> WHAT YOU WILL DO
**a.** Please return the text of the Andrew Stanton post from "Other Stuff" up to and including "those quoted here.)", word for word.
**b.** Write the next part of the Andrew Stanton post, starting after its last sentence.

> SELECTED TEXT
>> start
Andrew Stanton’s Earliest Quotes About John Carter (of Mars) from back in 2008-2009

Other Stuff

Now that Andrew Stanton has broken his silence about John Carter, maybe this is a good time to share a piece from John Carter and the Gods of Hollywood from the chapter: “Pre-Production: Fateful Decisions”.   This is the result of exhaustively combing through the record of anything about John Carter of Mars from the online (or other) media from the time Stanton signed on in late 2006, until actual Disney-generated publicity began in 2009 with the announcement that Taylor Kitsch and Lynn Collins had been cast.  If anyone is aware of, or can find, significant interviews by Stanton or articles about him/John Carter in this time-frame (2007, 2008, up to the cast announcements in June 2009), please share.  (To be clear, I’m not talking about replays of the ones cited here…..I’m talking about new interviews or articles that are unrelated to those quoted here.)

I will also note something from an earlier chapter, and that is this.  Other than Disney’s announcement that they had acquire the rights to A Princess of Mars in January 2007, the first indication that Stanton was involved and that things were moving forward was an article that appeared in none other than Erbzine on October 2, 2007:

Pixar’s John Carter Team Visits Tarzana
Pre-production for the Disney/Pixar “John Carter of Mars” film is gathering steam

Tarzana, CA: October 2, 2007
The Pixar creative team spent Tuesday morning exploring the massive Edgar Rice Burroughs archives in the ERB, Inc. offices on Ventura Blvd.  Pixar’s Jim Morris (vp), Andrew Stanton (director), Mark Andrews (script) discussed the “John Carter of Mars” film project with Burroughs representatives, Danton Burroughs, Sandra Galfas and Jim Sullos.
>> end
> ITEMS
>> start
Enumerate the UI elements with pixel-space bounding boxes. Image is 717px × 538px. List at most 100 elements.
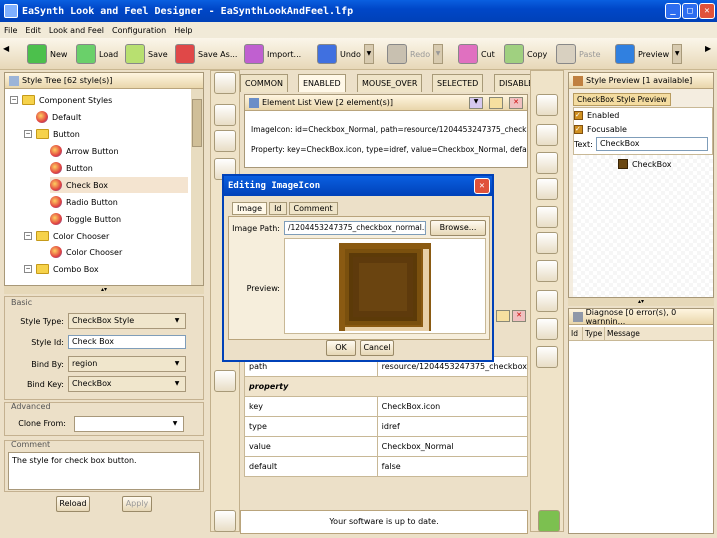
- tree-item-button[interactable]: Button: [50, 160, 93, 176]
- preview-tab[interactable]: CheckBox Style Preview: [573, 93, 671, 106]
- bind-key-select[interactable]: CheckBox ▼: [68, 376, 186, 392]
- paperclip-icon[interactable]: [536, 94, 558, 116]
- ok-button[interactable]: OK: [326, 340, 356, 356]
- tree-item-combo-box-folder[interactable]: − Combo Box: [24, 261, 99, 277]
- border-icon[interactable]: [536, 260, 558, 282]
- tab-common[interactable]: COMMON: [240, 74, 288, 92]
- redo-dropdown[interactable]: ▼: [433, 44, 444, 64]
- col-message[interactable]: Message: [605, 327, 640, 340]
- settings-icon[interactable]: [496, 310, 510, 322]
- menu-edit[interactable]: Edit: [25, 26, 41, 35]
- menu-file[interactable]: File: [4, 26, 17, 35]
- bind-by-select[interactable]: region ▼: [68, 356, 186, 372]
- redo-button[interactable]: Redo ▼: [387, 42, 444, 66]
- page-icon[interactable]: [536, 124, 558, 146]
- collapse-icon[interactable]: −: [24, 130, 32, 138]
- tree-item-color-chooser[interactable]: Color Chooser: [50, 244, 122, 260]
- tree-item-default[interactable]: Default: [36, 109, 81, 125]
- import-button[interactable]: Import...: [244, 42, 301, 66]
- prop-value[interactable]: idref: [376, 416, 529, 437]
- delete-icon[interactable]: ✕: [512, 310, 526, 322]
- collapse-icon[interactable]: −: [24, 232, 32, 240]
- painter-icon[interactable]: [536, 318, 558, 340]
- collapse-icon[interactable]: −: [10, 96, 18, 104]
- property-icon[interactable]: [536, 290, 558, 312]
- col-type[interactable]: Type: [583, 327, 605, 340]
- graphics-icon[interactable]: [536, 346, 558, 368]
- list-icon[interactable]: [214, 104, 236, 126]
- preview-dropdown[interactable]: ▼: [672, 44, 683, 64]
- edit-imageicon-dialog: Editing ImageIcon ✕ Image Id Comment Ima…: [222, 174, 494, 362]
- home-icon[interactable]: [214, 72, 236, 94]
- delete-icon[interactable]: ✕: [509, 97, 523, 109]
- focusable-checkbox[interactable]: ✓ Focusable: [574, 125, 627, 134]
- paste-button[interactable]: Paste: [556, 42, 601, 66]
- undo-dropdown[interactable]: ▼: [363, 44, 374, 64]
- clone-from-select[interactable]: ▼: [74, 416, 184, 432]
- grid-icon[interactable]: [214, 130, 236, 152]
- check-update-icon[interactable]: [538, 510, 560, 532]
- col-id[interactable]: Id: [569, 327, 583, 340]
- tab-id[interactable]: Id: [269, 202, 287, 215]
- style-type-select[interactable]: CheckBox Style ▼: [68, 313, 186, 329]
- enabled-checkbox[interactable]: ✓ Enabled: [574, 111, 619, 120]
- tree-item-check-box[interactable]: Check Box: [50, 177, 188, 193]
- save-as-icon: [175, 44, 195, 64]
- apply-button[interactable]: Apply: [122, 496, 152, 512]
- tree-item-toggle-button[interactable]: Toggle Button: [50, 211, 121, 227]
- reload-button[interactable]: Reload: [56, 496, 90, 512]
- menu-help[interactable]: Help: [174, 26, 192, 35]
- tree-item-radio-button[interactable]: Radio Button: [50, 194, 118, 210]
- preview-button[interactable]: Preview ▼: [615, 42, 683, 66]
- tab-enabled[interactable]: ENABLED: [298, 74, 346, 92]
- splitter[interactable]: ▴▾: [4, 286, 204, 294]
- copy-button[interactable]: Copy: [504, 42, 547, 66]
- tab-image[interactable]: Image: [232, 202, 268, 215]
- new-button[interactable]: New: [27, 42, 67, 66]
- element-row[interactable]: ImageIcon: id=Checkbox_Normal, path=reso…: [251, 125, 527, 139]
- menu-configuration[interactable]: Configuration: [112, 26, 166, 35]
- text-icon[interactable]: [536, 152, 558, 174]
- undo-button[interactable]: Undo ▼: [317, 42, 374, 66]
- maximize-button[interactable]: □: [682, 3, 698, 19]
- toolbar-scroll-right[interactable]: ▶: [705, 44, 711, 53]
- font-icon[interactable]: [536, 178, 558, 200]
- minimize-button[interactable]: _: [665, 3, 681, 19]
- tab-selected[interactable]: SELECTED: [432, 74, 484, 92]
- dialog-title-bar: Editing ImageIcon ✕: [224, 176, 492, 196]
- toolbar-scroll-left[interactable]: ◀: [3, 44, 9, 64]
- tree-item-color-chooser-folder[interactable]: − Color Chooser: [24, 228, 109, 244]
- tab-comment[interactable]: Comment: [288, 202, 338, 215]
- tree-item-arrow-button[interactable]: Arrow Button: [50, 143, 119, 159]
- preview-text-input[interactable]: CheckBox: [596, 137, 708, 151]
- cut-button[interactable]: Cut: [458, 42, 495, 66]
- load-button[interactable]: Load: [76, 42, 118, 66]
- tool-icon[interactable]: [214, 510, 236, 532]
- cancel-button[interactable]: Cancel: [360, 340, 394, 356]
- settings-icon[interactable]: [489, 97, 503, 109]
- style-id-input[interactable]: Check Box: [68, 335, 186, 349]
- element-row[interactable]: Property: key=CheckBox.icon, type=idref,…: [251, 145, 527, 159]
- insets-icon[interactable]: [536, 206, 558, 228]
- tab-mouse-over[interactable]: MOUSE_OVER: [357, 74, 423, 92]
- tree-item-component-styles[interactable]: − Component Styles: [10, 92, 112, 108]
- prop-value[interactable]: CheckBox.icon: [376, 396, 529, 417]
- tree-item-button-folder[interactable]: − Button: [24, 126, 80, 142]
- close-button[interactable]: ✕: [699, 3, 715, 19]
- save-button[interactable]: Save: [125, 42, 168, 66]
- menu-look-and-feel[interactable]: Look and Feel: [49, 26, 104, 35]
- refresh-icon[interactable]: [214, 370, 236, 392]
- tree-scrollbar[interactable]: [191, 89, 203, 285]
- preview-splitter[interactable]: ▴▾: [568, 298, 714, 306]
- save-as-button[interactable]: Save As...: [175, 42, 237, 66]
- expand-icon[interactable]: −: [24, 265, 32, 273]
- zoom-icon[interactable]: [536, 232, 558, 254]
- comment-textarea[interactable]: The style for check box button.: [8, 452, 200, 490]
- dialog-close-button[interactable]: ✕: [474, 178, 490, 194]
- image-path-input[interactable]: /1204453247375_checkbox_normal.png: [284, 221, 426, 235]
- browse-button[interactable]: Browse...: [430, 220, 486, 236]
- prop-value[interactable]: false: [376, 456, 529, 477]
- down-icon[interactable]: ▼: [469, 97, 483, 109]
- preview-checkbox-widget[interactable]: CheckBox: [618, 159, 671, 169]
- prop-value[interactable]: Checkbox_Normal: [376, 436, 529, 457]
>> end
> RESPONSES TO THE TASKS
**a.**
Other Stuff

Now that Andrew Stanton has broken his silence about John Carter, maybe this is a good time to share a piece from John Carter and the Gods of Hollywood from the chapter: “Pre-Production: Fateful Decisions”.   This is the result of exhaustively combing through the record of anything about John Carter of Mars from the online (or other) media from the time Stanton signed on in late 2006, until actual Disney-generated publicity began in 2009 with the announcement that Taylor Kitsch and Lynn Collins had been cast.  If anyone is aware of, or can find, significant interviews by Stanton or articles about him/John Carter in this time-frame (2007, 2008, up to the cast announcements in June 2009), please share.  (To be clear, I’m not talking about replays of the ones cited here…..I’m talking about new interviews or articles that are unrelated to those quoted here.)

**b.**
All six members at the meeting expressed a deep commitment to the project, acknowledging that they had been inspired by Burroughs’ creations from a very early age. This is evidenced in the excitement held for the John Carter property and the plans for a film trilogy faithful to the Burroughs books. Projected release date is sometime before 2012.

Danton Burroughs presented the creative team with a wealth of resources, including art samples and books by ERB scholars such as Irwin Porges and John F. Roy. They noted that their major resource to date had been the thousands of official ERB, Inc. Webpages and Webzines.

~ Bill Hillman

This was picked up and and repeated by a half dozen entertainment sites.

Pre-Production: Fateful Decisions

In the earliest stages of pre-production, Andrew Stanton indicated in several interviews that he was unsure as to whether and to what degree John Carter of Mars would be live action, animated, or a combination of both, nor was it clear whether it would be brought into the marketplace branded as Pixar, Disney, or something else.

Stanton’s first comments on the project came in Toronto in June 2008 at a June 8, 2008 roundtable interview promoting the June 29 release of Wall-E.  In that session, Stanton provided the first acknowledgment that John Carter of Mars would be his next film, and that he was in active development of the project.

The reports across the internet spawned by this first article all described the upcoming John Carter of Mars as a Pixar film, although there is no indication that this was any more than an assumption, given that it was, at this point, an all-Pixar operation consisting of Stanton, Pixar writer Mark Andrews, and Pixar General Manager Jim Morris as producer.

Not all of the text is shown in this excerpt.